▶ [What to produce]:
Can you write out all the lines word for word, with no pictures?

▶ [Dataset records]:
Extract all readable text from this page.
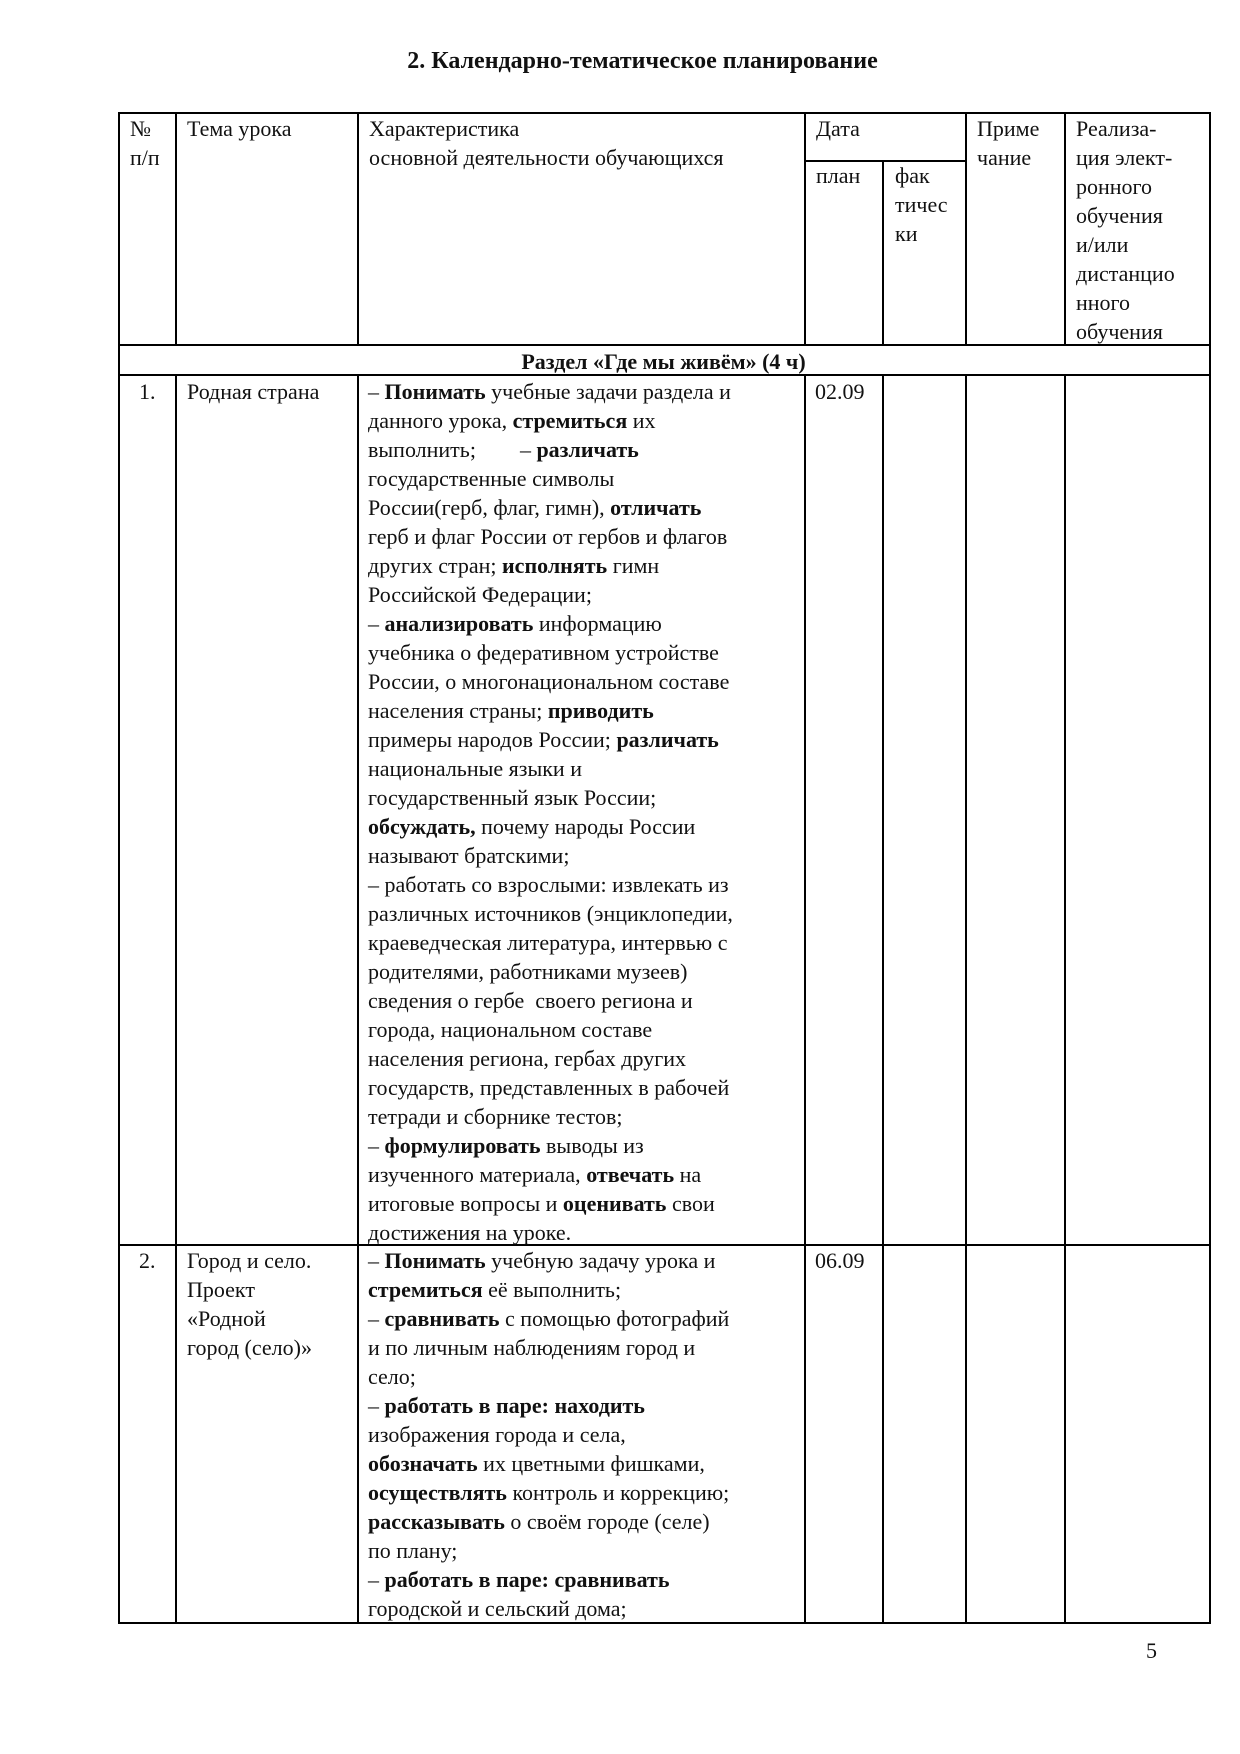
2. Календарно-тематическое планирование
№
п/п
Тема урока	Характеристика
основной деятельности обучающихся
Дата
план фак
тичес
ки
Приме
чание
Реализа-
ция элект-
ронного
обучения
и/или
дистанцио
нного
обучения
Раздел «Где мы живём» (4 ч)
1. Родная страна – Понимать учебные задачи раздела и
данного урока, стремиться их
выполнить;        – различать
государственные символы
России(герб, флаг, гимн), отличать
герб и флаг России от гербов и флагов
других стран; исполнять гимн
Российской Федерации;
– анализировать информацию
учебника о федеративном устройстве
России, о многонациональном составе
населения страны; приводить
примеры народов России; различать
национальные языки и
государственный язык России;
обсуждать, почему народы России
называют братскими;
– работать со взрослыми: извлекать из
различных источников (энциклопедии,
краеведческая литература, интервью с
родителями, работниками музеев)
сведения о гербе  своего региона и
города, национальном составе
населения региона, гербах других
государств, представленных в рабочей
тетради и сборнике тестов;
– формулировать выводы из
изученного материала, отвечать на
итоговые вопросы и оценивать свои
достижения на уроке.
02.09
2. Город и село.
Проект
«Родной
город (село)»
– Понимать учебную задачу урока и
стремиться её выполнить;
– сравнивать с помощью фотографий
и по личным наблюдениям город и
село;
– работать в паре: находить
изображения города и села,
обозначать их цветными фишками,
осуществлять контроль и коррекцию;
рассказывать о своём городе (селе)
по плану;
– работать в паре: сравнивать
городской и сельский дома;
06.09
5
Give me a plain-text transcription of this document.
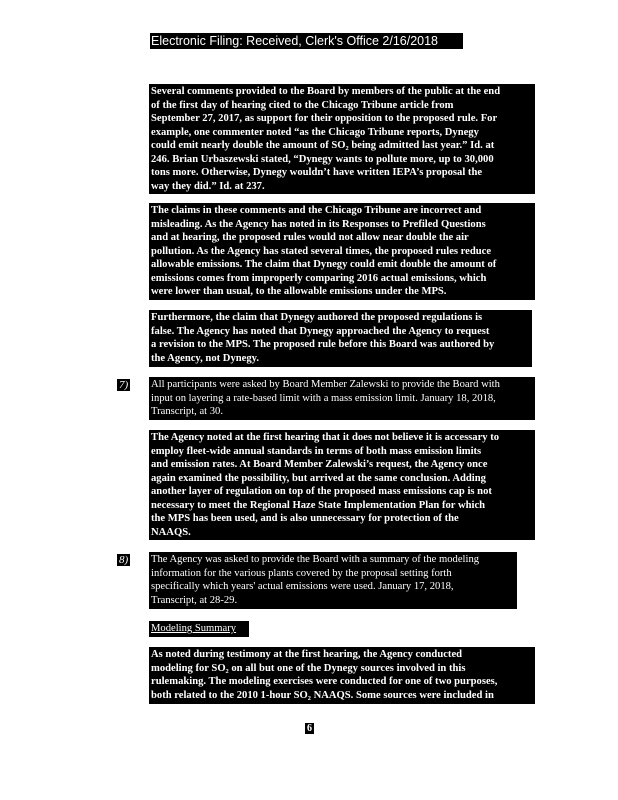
Electronic Filing: Received, Clerk's Office 2/16/2018
Several comments provided to the Board by members of the public at the end
of the first day of hearing cited to the Chicago Tribune article from
September 27, 2017, as support for their opposition to the proposed rule. For
example, one commenter noted “as the Chicago Tribune reports, Dynegy
could emit nearly double the amount of SO₂ being admitted last year.” Id. at
246. Brian Urbaszewski stated, “Dynegy wants to pollute more, up to 30,000
tons more. Otherwise, Dynegy wouldn’t have written IEPA’s proposal the
way they did.” Id. at 237.
The claims in these comments and the Chicago Tribune are incorrect and
misleading. As the Agency has noted in its Responses to Prefiled Questions
and at hearing, the proposed rules would not allow near double the air
pollution. As the Agency has stated several times, the proposed rules reduce
allowable emissions. The claim that Dynegy could emit double the amount of
emissions comes from improperly comparing 2016 actual emissions, which
were lower than usual, to the allowable emissions under the MPS.
Furthermore, the claim that Dynegy authored the proposed regulations is
false. The Agency has noted that Dynegy approached the Agency to request
a revision to the MPS. The proposed rule before this Board was authored by
the Agency, not Dynegy.
7) All participants were asked by Board Member Zalewski to provide the Board with
input on layering a rate-based limit with a mass emission limit. January 18, 2018,
Transcript, at 30.
The Agency noted at the first hearing that it does not believe it is accessary to
employ fleet-wide annual standards in terms of both mass emission limits
and emission rates. At Board Member Zalewski’s request, the Agency once
again examined the possibility, but arrived at the same conclusion. Adding
another layer of regulation on top of the proposed mass emissions cap is not
necessary to meet the Regional Haze State Implementation Plan for which
the MPS has been used, and is also unnecessary for protection of the
NAAQS.
8) The Agency was asked to provide the Board with a summary of the modeling
information for the various plants covered by the proposal setting forth
specifically which years' actual emissions were used. January 17, 2018,
Transcript, at 28-29.
Modeling Summary
As noted during testimony at the first hearing, the Agency conducted
modeling for SO₂ on all but one of the Dynegy sources involved in this
rulemaking. The modeling exercises were conducted for one of two purposes,
both related to the 2010 1-hour SO₂ NAAQS. Some sources were included in
6
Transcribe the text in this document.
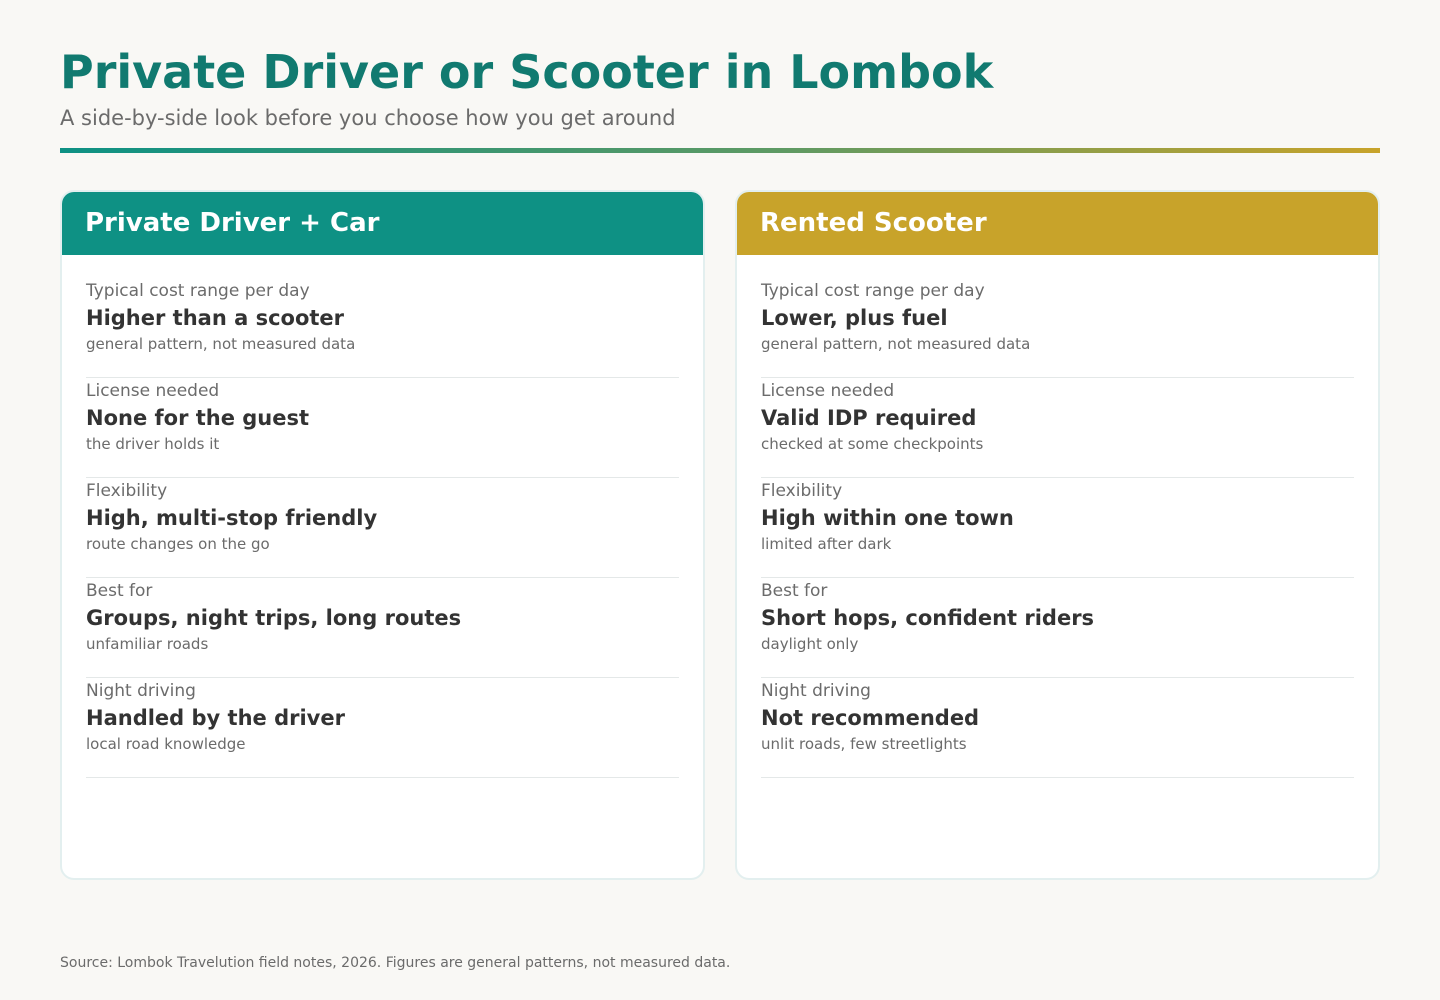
Private Driver or Scooter in Lombok

A side-by-side look before you choose how you get around

Private Driver + Car
Typical cost range per day
Higher than a scooter
general pattern, not measured data
License needed
None for the guest
the driver holds it
Flexibility
High, multi-stop friendly
route changes on the go
Best for
Groups, night trips, long routes
unfamiliar roads
Night driving
Handled by the driver
local road knowledge
Rented Scooter
Typical cost range per day
Lower, plus fuel
general pattern, not measured data
License needed
Valid IDP required
checked at some checkpoints
Flexibility
High within one town
limited after dark
Best for
Short hops, confident riders
daylight only
Night driving
Not recommended
unlit roads, few streetlights
Source: Lombok Travelution field notes, 2026. Figures are general patterns, not measured data.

▶ [Completed task]:
Extract all readable text from this page.
2. Календарно-тематическое планирование
№
п/п
Тема урока	Характеристика
основной деятельности обучающихся
Дата
план фак
тичес
ки
Приме
чание
Реализа-
ция элект-
ронного
обучения
и/или
дистанцио
нного
обучения
Раздел «Где мы живём» (4 ч)
1. Родная страна – Понимать учебные задачи раздела и
данного урока, стремиться их
выполнить;        – различать
государственные символы
России(герб, флаг, гимн), отличать
герб и флаг России от гербов и флагов
других стран; исполнять гимн
Российской Федерации;
– анализировать информацию
учебника о федеративном устройстве
России, о многонациональном составе
населения страны; приводить
примеры народов России; различать
национальные языки и
государственный язык России;
обсуждать, почему народы России
называют братскими;
– работать со взрослыми: извлекать из
различных источников (энциклопедии,
краеведческая литература, интервью с
родителями, работниками музеев)
сведения о гербе  своего региона и
города, национальном составе
населения региона, гербах других
государств, представленных в рабочей
тетради и сборнике тестов;
– формулировать выводы из
изученного материала, отвечать на
итоговые вопросы и оценивать свои
достижения на уроке.
02.09
2. Город и село.
Проект
«Родной
город (село)»
– Понимать учебную задачу урока и
стремиться её выполнить;
– сравнивать с помощью фотографий
и по личным наблюдениям город и
село;
– работать в паре: находить
изображения города и села,
обозначать их цветными фишками,
осуществлять контроль и коррекцию;
рассказывать о своём городе (селе)
по плану;
– работать в паре: сравнивать
городской и сельский дома;
06.09
5
Give me a plain-text transcription of this document.
Electronic Filing: Received, Clerk's Office 2/16/2018
Several comments provided to the Board by members of the public at the end
of the first day of hearing cited to the Chicago Tribune article from
September 27, 2017, as support for their opposition to the proposed rule. For
example, one commenter noted “as the Chicago Tribune reports, Dynegy
could emit nearly double the amount of SO₂ being admitted last year.” Id. at
246. Brian Urbaszewski stated, “Dynegy wants to pollute more, up to 30,000
tons more. Otherwise, Dynegy wouldn’t have written IEPA’s proposal the
way they did.” Id. at 237.
The claims in these comments and the Chicago Tribune are incorrect and
misleading. As the Agency has noted in its Responses to Prefiled Questions
and at hearing, the proposed rules would not allow near double the air
pollution. As the Agency has stated several times, the proposed rules reduce
allowable emissions. The claim that Dynegy could emit double the amount of
emissions comes from improperly comparing 2016 actual emissions, which
were lower than usual, to the allowable emissions under the MPS.
Furthermore, the claim that Dynegy authored the proposed regulations is
false. The Agency has noted that Dynegy approached the Agency to request
a revision to the MPS. The proposed rule before this Board was authored by
the Agency, not Dynegy.
7) All participants were asked by Board Member Zalewski to provide the Board with
input on layering a rate-based limit with a mass emission limit. January 18, 2018,
Transcript, at 30.
The Agency noted at the first hearing that it does not believe it is accessary to
employ fleet-wide annual standards in terms of both mass emission limits
and emission rates. At Board Member Zalewski’s request, the Agency once
again examined the possibility, but arrived at the same conclusion. Adding
another layer of regulation on top of the proposed mass emissions cap is not
necessary to meet the Regional Haze State Implementation Plan for which
the MPS has been used, and is also unnecessary for protection of the
NAAQS.
8) The Agency was asked to provide the Board with a summary of the modeling
information for the various plants covered by the proposal setting forth
specifically which years' actual emissions were used. January 17, 2018,
Transcript, at 28-29.
Modeling Summary
As noted during testimony at the first hearing, the Agency conducted
modeling for SO₂ on all but one of the Dynegy sources involved in this
rulemaking. The modeling exercises were conducted for one of two purposes,
both related to the 2010 1-hour SO₂ NAAQS. Some sources were included in
6
Transcribe the text in this document.
Private Driver or Scooter in Lombok

A side-by-side look before you choose how you get around

Private Driver + Car
Typical cost range per day
Higher than a scooter
general pattern, not measured data
License needed
None for the guest
the driver holds it
Flexibility
High, multi-stop friendly
route changes on the go
Best for
Groups, night trips, long routes
unfamiliar roads
Night driving
Handled by the driver
local road knowledge
Rented Scooter
Typical cost range per day
Lower, plus fuel
general pattern, not measured data
License needed
Valid IDP required
checked at some checkpoints
Flexibility
High within one town
limited after dark
Best for
Short hops, confident riders
daylight only
Night driving
Not recommended
unlit roads, few streetlights
Source: Lombok Travelution field notes, 2026. Figures are general patterns, not measured data.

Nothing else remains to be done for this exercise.